• [ARTICLE]
....
UDMorph - Statistics
Below is an overview of the amount of data in UDMorph. These data are updated periodically.
Taggers
The tagger count includes all the languages for which a tagger model is accessible via the UDMorph interface. That includes models that are trained locally, but also models that are run via the API of a remote tool, most notably the models running in the UDPIPE2 REST interface.
Current count: 146 languages
|
|
Corpora
This corpus count includes all datasets that are accessible as a corpus via the UDMorph interface as a TEITOK corpus. For all corpora, a downloadable tagger model is available.
Current count: 54 corpora
Git Repositories
The repository count includes all datasets that are accessible as a Git repository in CoNLL-U format via the UDMorph Git group. This includes repositories that are maintained elsewhere and cloned under UDMorph, datasets that were converted to CoNLL-U from elsewhere (most notably from the UDMorph corpora), and datasets that are maintained directly in the UDMorph group.
Current count: 4 repositories
The number of repositories is currently still very limited since we strive to only publish data with the consent of the creators of the data even in cases where the original data are open source. Over time, all UDMorph corpora should in principle be released as a CoNLL-U repository.
UDMorph Release
The release count includes all the corpora that meet all the standards of a full UDMorph dataset, and the count always represents the last periodic release.
No releases have yet been made
....
• [PROVIDED MATERIAL]
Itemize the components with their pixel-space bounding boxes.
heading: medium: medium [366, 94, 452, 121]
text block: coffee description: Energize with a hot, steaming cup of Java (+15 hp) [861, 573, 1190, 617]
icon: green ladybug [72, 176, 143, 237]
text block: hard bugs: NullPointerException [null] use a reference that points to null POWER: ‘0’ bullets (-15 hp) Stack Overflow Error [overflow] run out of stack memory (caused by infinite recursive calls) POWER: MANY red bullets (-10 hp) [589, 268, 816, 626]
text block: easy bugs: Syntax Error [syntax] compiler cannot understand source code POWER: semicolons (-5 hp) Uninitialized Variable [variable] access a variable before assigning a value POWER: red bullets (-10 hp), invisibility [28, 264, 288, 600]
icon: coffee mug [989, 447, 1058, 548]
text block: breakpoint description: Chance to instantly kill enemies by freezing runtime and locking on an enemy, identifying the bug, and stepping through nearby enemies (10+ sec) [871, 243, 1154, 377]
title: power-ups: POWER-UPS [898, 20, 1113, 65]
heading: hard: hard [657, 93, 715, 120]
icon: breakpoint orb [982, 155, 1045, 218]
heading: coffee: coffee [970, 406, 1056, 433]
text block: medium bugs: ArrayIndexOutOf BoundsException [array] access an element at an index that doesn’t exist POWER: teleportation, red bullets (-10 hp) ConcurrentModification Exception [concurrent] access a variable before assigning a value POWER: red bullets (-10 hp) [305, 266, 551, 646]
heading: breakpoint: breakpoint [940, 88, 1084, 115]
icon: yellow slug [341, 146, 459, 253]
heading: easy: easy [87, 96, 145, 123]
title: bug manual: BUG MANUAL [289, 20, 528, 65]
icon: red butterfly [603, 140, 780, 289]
....
• [WORK TO COMPLETE]
a. According to the UDMorph statistics page, why is the number of Git repositories still so small? Answer in one to three sentences.
b. In the UDMorph statistics page, edit the stretch from "Current count: 146" through "the UDMorph group." so that "ready-to-use" stands in place of "downloadable".
The records have nothing to do with this work.

• [PROBLEM SOLUTIONS]
a. The creators of the data must agree before it is published, and this holds even when the original data are open source. So far that consent covers only a few datasets.

b.
Current count: 146 languages
|
|
Corpora
This corpus count includes all datasets that are accessible as a corpus via the UDMorph interface as a TEITOK corpus. For all corpora, a ready-to-use tagger model is available.
Current count: 54 corpora
Git Repositories
The repository count includes all datasets that are accessible as a Git repository in CoNLL-U format via the UDMorph Git group. This includes repositories that are maintained elsewhere and cloned under UDMorph, datasets that were converted to CoNLL-U from elsewhere (most notably from the UDMorph corpora), and datasets that are maintained directly in the UDMorph group.